Stored dataset items
◇ ◇ ◇

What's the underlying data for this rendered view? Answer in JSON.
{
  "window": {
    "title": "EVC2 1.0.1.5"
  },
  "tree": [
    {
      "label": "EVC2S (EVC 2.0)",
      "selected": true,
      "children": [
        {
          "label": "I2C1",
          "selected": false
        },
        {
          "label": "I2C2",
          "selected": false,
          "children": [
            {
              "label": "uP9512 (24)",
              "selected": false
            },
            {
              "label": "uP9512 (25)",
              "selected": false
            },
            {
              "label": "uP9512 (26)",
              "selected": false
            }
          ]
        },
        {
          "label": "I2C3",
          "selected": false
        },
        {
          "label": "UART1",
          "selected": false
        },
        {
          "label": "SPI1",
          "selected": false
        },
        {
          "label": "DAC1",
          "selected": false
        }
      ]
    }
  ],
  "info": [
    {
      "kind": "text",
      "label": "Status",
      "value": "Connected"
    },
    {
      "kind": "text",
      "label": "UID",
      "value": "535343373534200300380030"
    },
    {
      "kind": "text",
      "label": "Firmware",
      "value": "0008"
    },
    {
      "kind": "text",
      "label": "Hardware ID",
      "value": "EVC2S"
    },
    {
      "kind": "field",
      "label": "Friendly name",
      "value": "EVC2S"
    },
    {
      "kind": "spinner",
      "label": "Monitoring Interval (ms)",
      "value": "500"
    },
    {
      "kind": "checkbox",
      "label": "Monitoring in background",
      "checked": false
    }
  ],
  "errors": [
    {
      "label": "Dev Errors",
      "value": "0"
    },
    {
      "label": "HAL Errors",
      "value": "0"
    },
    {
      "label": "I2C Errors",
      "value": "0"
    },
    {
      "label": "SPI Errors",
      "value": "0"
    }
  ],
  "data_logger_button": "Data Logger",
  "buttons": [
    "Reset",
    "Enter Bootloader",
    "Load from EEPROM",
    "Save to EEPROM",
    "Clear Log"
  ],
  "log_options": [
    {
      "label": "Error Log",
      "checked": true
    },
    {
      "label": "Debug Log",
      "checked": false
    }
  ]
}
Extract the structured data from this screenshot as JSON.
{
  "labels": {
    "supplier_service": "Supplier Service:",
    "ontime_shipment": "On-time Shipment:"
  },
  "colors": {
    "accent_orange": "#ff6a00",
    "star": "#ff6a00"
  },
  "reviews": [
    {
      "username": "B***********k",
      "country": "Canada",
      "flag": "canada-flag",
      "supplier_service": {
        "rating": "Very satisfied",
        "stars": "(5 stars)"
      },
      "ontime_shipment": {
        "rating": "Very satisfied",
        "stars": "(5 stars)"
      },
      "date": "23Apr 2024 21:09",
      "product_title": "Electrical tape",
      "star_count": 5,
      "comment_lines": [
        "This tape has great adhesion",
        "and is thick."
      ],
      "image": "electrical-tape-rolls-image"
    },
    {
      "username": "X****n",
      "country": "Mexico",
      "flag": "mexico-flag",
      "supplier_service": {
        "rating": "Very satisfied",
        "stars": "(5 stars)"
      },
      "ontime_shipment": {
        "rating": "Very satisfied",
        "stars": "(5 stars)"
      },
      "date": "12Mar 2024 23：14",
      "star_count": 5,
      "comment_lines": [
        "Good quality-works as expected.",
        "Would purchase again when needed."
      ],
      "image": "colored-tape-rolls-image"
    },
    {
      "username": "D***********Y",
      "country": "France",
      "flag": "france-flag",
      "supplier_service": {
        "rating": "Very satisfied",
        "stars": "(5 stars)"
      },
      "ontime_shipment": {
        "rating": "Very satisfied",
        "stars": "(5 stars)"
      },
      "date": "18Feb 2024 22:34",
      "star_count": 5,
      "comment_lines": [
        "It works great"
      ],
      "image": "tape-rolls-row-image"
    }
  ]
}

◇ ◇ ◇

§ Short exercise
Each line in the listing above that contains "flag" should be copied.

§ Exercise response
      "flag": "canada-flag",
      "flag": "mexico-flag",
      "flag": "france-flag",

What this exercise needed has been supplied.